::: Records shown

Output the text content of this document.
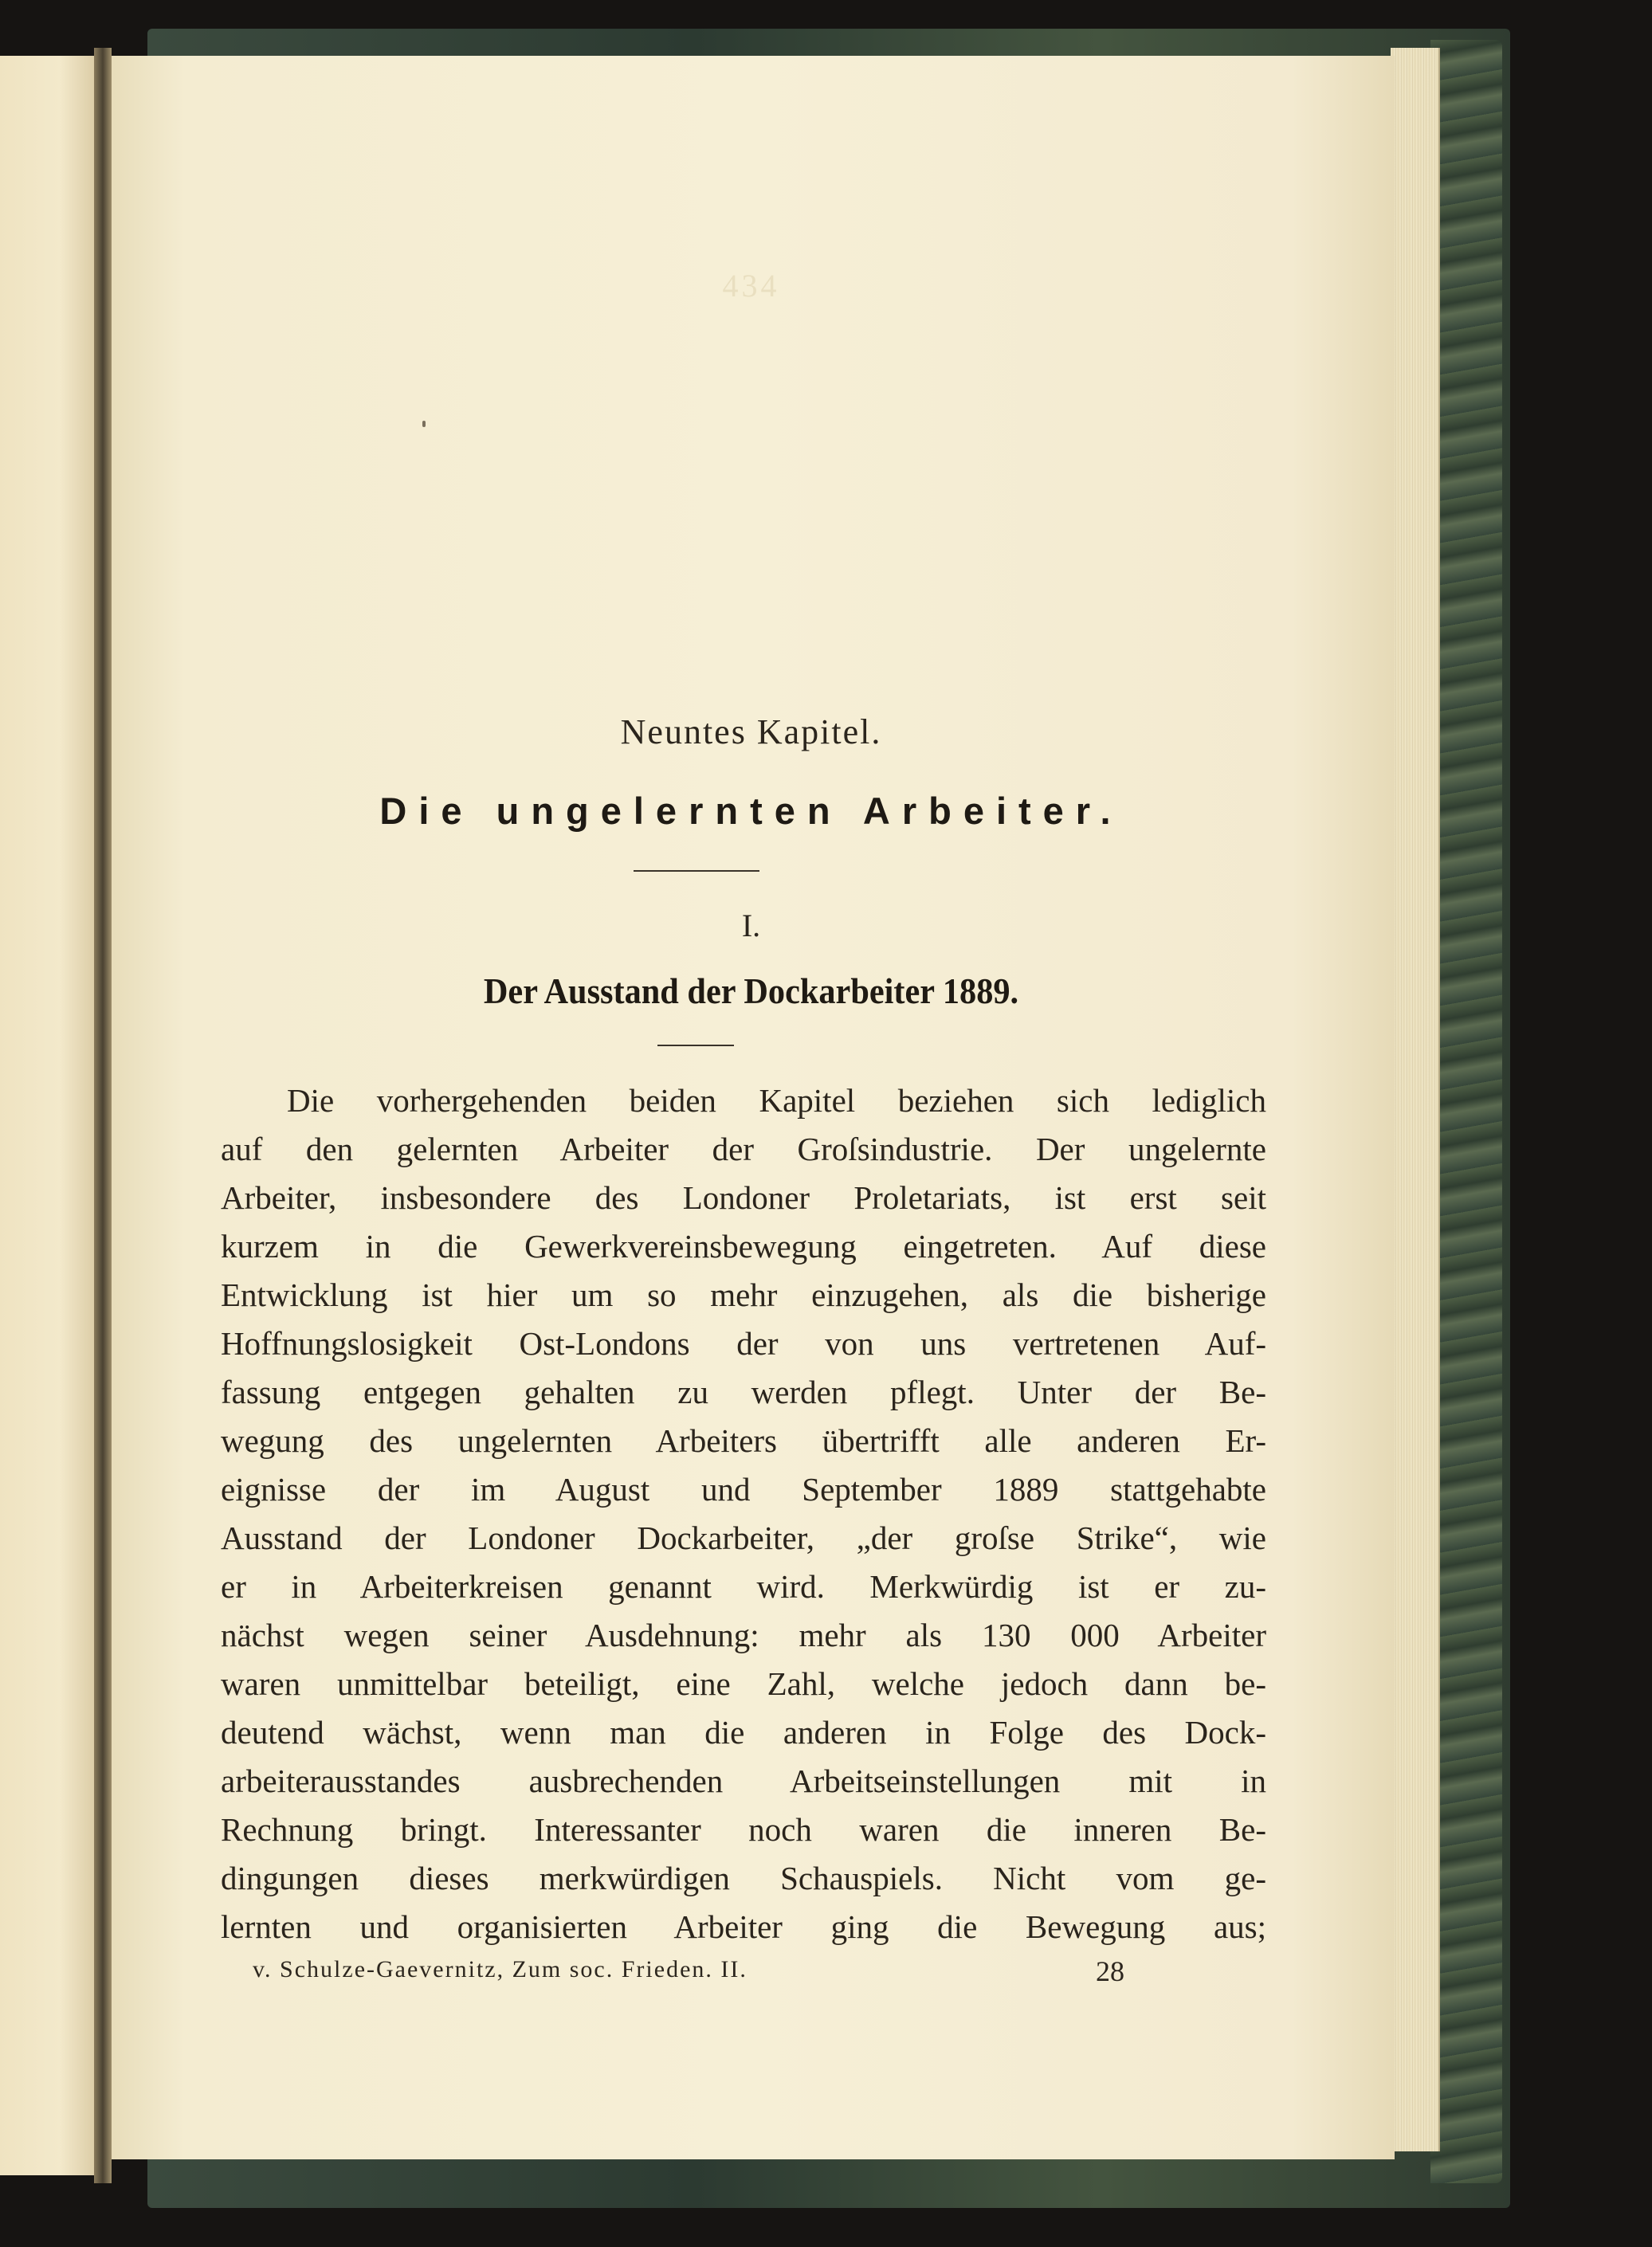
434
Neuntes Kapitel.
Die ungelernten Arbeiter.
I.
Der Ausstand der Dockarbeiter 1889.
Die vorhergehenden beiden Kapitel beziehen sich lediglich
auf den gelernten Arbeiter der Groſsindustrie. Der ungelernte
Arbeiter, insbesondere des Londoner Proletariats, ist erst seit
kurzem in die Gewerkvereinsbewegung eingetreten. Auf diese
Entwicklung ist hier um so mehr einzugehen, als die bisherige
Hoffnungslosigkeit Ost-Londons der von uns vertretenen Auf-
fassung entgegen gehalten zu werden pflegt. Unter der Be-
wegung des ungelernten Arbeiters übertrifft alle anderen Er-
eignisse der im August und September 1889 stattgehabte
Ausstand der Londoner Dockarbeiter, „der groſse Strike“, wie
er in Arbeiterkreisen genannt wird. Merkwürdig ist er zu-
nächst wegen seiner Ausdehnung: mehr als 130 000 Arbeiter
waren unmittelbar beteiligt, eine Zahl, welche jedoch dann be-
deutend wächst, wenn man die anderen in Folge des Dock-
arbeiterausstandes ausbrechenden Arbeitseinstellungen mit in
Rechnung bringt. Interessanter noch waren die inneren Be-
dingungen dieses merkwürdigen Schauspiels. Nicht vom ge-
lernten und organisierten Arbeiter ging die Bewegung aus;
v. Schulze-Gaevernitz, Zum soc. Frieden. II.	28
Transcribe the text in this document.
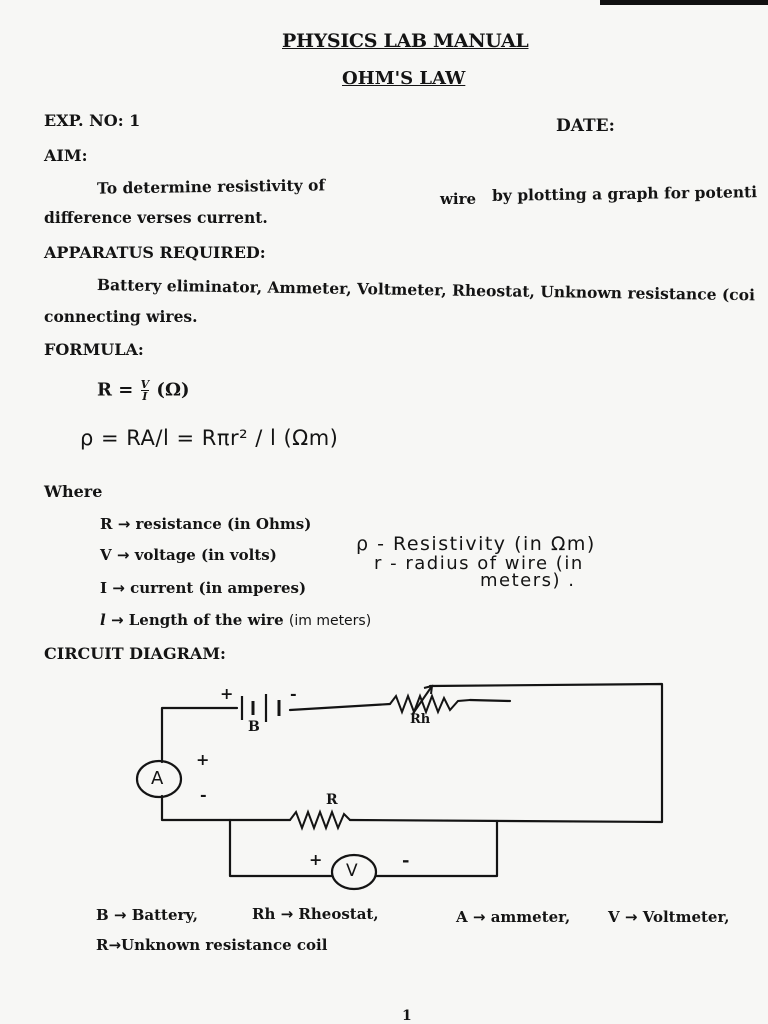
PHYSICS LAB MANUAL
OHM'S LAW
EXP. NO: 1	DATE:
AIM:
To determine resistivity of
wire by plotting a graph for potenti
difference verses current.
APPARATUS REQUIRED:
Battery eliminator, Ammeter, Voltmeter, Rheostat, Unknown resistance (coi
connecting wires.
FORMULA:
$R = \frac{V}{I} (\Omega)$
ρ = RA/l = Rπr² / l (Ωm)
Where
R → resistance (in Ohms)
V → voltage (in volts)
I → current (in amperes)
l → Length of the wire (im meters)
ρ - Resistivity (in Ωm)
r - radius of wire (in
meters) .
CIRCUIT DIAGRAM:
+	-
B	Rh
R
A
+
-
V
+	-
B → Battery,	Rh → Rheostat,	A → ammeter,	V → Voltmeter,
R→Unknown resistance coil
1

::::::

■ **Written instruction**:
The material above must be printed exactly, with its pictures left out.

■ **Problem solution**:
Output the text content of this document.
434
Neuntes Kapitel.
Die ungelernten Arbeiter.
I.
Der Ausstand der Dockarbeiter 1889.
Die vorhergehenden beiden Kapitel beziehen sich lediglich
auf den gelernten Arbeiter der Groſsindustrie. Der ungelernte
Arbeiter, insbesondere des Londoner Proletariats, ist erst seit
kurzem in die Gewerkvereinsbewegung eingetreten. Auf diese
Entwicklung ist hier um so mehr einzugehen, als die bisherige
Hoffnungslosigkeit Ost-Londons der von uns vertretenen Auf-
fassung entgegen gehalten zu werden pflegt. Unter der Be-
wegung des ungelernten Arbeiters übertrifft alle anderen Er-
eignisse der im August und September 1889 stattgehabte
Ausstand der Londoner Dockarbeiter, „der groſse Strike“, wie
er in Arbeiterkreisen genannt wird. Merkwürdig ist er zu-
nächst wegen seiner Ausdehnung: mehr als 130 000 Arbeiter
waren unmittelbar beteiligt, eine Zahl, welche jedoch dann be-
deutend wächst, wenn man die anderen in Folge des Dock-
arbeiterausstandes ausbrechenden Arbeitseinstellungen mit in
Rechnung bringt. Interessanter noch waren die inneren Be-
dingungen dieses merkwürdigen Schauspiels. Nicht vom ge-
lernten und organisierten Arbeiter ging die Bewegung aus;
v. Schulze-Gaevernitz, Zum soc. Frieden. II.	28
Transcribe the text in this document.
PHYSICS LAB MANUAL
OHM'S LAW
EXP. NO: 1	DATE:
AIM:
To determine resistivity of
wire by plotting a graph for potenti
difference verses current.
APPARATUS REQUIRED:
Battery eliminator, Ammeter, Voltmeter, Rheostat, Unknown resistance (coi
connecting wires.
FORMULA:
$R = \frac{V}{I} (\Omega)$
ρ = RA/l = Rπr² / l (Ωm)
Where
R → resistance (in Ohms)
V → voltage (in volts)
I → current (in amperes)
l → Length of the wire (im meters)
ρ - Resistivity (in Ωm)
r - radius of wire (in
meters) .
CIRCUIT DIAGRAM:
+	-
B	Rh
R
A
+
-
V
+	-
B → Battery,	Rh → Rheostat,	A → ammeter,	V → Voltmeter,
R→Unknown resistance coil
1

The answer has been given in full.